→ **What is expected**
Return each line containing the string "Kolh".

Figure content listings
* * *
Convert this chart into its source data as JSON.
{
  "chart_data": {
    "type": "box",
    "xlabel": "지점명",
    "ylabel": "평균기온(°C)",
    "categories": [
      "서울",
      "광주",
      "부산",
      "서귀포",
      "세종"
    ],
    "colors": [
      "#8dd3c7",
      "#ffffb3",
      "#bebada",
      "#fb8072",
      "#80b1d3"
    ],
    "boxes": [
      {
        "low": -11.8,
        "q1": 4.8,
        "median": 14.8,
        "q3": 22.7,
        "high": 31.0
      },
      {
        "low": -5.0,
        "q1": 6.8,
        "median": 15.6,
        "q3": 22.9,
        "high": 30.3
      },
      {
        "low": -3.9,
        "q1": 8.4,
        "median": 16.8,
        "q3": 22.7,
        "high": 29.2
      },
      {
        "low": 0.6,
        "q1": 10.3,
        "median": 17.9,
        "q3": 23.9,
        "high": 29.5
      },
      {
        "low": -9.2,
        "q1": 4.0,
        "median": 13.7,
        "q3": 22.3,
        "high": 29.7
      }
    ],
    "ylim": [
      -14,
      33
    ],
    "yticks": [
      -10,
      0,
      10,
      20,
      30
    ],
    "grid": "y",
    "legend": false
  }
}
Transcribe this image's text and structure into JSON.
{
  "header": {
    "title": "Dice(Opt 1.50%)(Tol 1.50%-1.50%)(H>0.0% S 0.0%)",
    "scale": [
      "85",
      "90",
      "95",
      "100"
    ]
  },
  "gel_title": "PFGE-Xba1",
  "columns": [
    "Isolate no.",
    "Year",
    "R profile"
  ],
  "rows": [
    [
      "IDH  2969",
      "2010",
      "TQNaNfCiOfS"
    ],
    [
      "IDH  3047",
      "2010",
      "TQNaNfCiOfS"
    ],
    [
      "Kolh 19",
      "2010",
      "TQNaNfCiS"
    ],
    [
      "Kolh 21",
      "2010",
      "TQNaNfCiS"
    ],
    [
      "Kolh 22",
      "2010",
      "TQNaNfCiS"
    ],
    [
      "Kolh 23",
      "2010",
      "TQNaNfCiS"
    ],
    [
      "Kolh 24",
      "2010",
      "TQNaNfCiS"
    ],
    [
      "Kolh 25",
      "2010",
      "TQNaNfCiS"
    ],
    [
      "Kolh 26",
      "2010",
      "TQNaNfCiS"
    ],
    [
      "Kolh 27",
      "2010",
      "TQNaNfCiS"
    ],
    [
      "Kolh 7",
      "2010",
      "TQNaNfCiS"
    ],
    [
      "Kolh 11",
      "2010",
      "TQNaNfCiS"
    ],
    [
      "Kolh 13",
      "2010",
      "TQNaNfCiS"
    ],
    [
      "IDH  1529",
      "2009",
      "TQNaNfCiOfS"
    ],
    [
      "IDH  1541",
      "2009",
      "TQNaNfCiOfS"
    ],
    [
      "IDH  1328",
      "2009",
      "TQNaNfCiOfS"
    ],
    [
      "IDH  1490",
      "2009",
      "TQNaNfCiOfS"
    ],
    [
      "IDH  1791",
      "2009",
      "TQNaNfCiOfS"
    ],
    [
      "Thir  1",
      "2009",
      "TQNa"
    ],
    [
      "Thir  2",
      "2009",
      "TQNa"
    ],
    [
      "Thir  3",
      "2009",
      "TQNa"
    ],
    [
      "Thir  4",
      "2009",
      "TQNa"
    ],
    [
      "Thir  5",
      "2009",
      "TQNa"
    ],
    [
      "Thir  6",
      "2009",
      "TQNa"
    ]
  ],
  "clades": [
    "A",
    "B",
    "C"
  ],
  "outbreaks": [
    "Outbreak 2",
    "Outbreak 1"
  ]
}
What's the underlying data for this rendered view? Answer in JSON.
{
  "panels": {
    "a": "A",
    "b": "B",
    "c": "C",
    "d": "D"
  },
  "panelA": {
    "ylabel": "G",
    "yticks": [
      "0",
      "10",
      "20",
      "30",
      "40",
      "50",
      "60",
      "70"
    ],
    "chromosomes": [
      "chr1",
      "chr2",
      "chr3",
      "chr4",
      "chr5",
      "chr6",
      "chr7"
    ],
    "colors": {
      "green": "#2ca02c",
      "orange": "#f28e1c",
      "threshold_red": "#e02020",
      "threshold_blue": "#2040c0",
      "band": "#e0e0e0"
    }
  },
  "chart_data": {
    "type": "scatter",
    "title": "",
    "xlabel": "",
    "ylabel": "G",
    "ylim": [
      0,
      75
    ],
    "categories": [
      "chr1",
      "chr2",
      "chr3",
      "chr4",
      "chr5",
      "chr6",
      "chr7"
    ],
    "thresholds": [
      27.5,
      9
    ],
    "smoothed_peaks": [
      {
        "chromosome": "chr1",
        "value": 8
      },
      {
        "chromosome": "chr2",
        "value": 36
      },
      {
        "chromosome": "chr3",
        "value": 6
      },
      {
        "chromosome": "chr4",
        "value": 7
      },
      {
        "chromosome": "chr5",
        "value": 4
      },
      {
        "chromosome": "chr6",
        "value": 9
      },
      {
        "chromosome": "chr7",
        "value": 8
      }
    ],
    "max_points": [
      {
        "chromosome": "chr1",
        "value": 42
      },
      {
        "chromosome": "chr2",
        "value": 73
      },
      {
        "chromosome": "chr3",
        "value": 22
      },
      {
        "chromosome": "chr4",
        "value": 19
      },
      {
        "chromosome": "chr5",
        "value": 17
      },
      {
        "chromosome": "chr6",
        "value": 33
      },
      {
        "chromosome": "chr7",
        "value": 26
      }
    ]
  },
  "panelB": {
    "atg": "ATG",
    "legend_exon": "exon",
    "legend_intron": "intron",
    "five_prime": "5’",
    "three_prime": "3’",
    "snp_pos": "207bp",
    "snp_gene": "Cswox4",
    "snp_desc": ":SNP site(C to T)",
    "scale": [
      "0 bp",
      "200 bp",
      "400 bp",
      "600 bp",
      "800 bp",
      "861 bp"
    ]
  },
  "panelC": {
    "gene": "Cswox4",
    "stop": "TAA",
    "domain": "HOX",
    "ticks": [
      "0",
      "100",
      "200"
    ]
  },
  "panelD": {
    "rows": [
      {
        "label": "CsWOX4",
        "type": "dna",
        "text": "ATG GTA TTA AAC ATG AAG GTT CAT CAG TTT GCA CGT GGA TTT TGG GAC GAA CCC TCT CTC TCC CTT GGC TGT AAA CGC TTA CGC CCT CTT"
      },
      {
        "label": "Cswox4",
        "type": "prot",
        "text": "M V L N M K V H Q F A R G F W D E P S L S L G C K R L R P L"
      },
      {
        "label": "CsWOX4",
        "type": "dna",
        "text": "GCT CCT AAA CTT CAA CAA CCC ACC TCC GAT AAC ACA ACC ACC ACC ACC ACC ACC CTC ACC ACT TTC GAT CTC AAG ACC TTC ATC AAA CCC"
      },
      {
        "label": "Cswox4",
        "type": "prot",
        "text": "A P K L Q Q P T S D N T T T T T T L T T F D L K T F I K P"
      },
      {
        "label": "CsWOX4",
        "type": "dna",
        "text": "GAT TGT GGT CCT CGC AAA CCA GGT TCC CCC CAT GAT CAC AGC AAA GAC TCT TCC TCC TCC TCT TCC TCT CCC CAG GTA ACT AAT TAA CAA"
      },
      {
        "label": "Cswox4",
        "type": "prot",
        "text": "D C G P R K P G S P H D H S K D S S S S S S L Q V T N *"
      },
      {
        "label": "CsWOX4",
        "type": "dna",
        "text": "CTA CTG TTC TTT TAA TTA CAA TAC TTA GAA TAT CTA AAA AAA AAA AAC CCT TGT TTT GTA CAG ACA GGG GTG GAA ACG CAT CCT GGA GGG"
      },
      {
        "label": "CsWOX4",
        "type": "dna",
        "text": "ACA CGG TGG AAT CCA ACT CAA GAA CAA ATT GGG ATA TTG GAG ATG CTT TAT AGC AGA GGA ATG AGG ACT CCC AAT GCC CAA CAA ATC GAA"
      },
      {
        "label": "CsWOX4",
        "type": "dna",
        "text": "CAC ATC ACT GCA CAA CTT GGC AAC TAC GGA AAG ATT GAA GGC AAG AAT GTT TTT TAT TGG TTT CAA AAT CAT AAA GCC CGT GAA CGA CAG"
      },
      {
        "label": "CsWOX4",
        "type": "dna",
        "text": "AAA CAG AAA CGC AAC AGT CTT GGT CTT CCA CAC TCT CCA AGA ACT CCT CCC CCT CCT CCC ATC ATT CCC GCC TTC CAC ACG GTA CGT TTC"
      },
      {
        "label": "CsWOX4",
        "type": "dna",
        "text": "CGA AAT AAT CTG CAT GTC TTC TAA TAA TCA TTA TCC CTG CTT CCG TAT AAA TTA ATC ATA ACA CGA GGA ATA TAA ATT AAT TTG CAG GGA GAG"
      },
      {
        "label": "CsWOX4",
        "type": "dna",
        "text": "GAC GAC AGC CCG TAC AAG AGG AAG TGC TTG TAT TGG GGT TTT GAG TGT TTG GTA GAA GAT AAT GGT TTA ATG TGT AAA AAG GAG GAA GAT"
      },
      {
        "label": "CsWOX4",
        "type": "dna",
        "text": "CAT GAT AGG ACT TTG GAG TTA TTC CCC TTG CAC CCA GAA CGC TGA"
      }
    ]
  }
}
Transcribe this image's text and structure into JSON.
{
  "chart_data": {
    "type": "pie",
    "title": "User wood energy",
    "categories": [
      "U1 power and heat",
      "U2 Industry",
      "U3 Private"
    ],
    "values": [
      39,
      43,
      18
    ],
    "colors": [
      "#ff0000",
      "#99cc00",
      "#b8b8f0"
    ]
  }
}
* * *
→ **Solution to this task**
      "Kolh 19",
      "Kolh 21",
      "Kolh 22",
      "Kolh 23",
      "Kolh 24",
      "Kolh 25",
      "Kolh 26",
      "Kolh 27",
      "Kolh 7",
      "Kolh 11",
      "Kolh 13",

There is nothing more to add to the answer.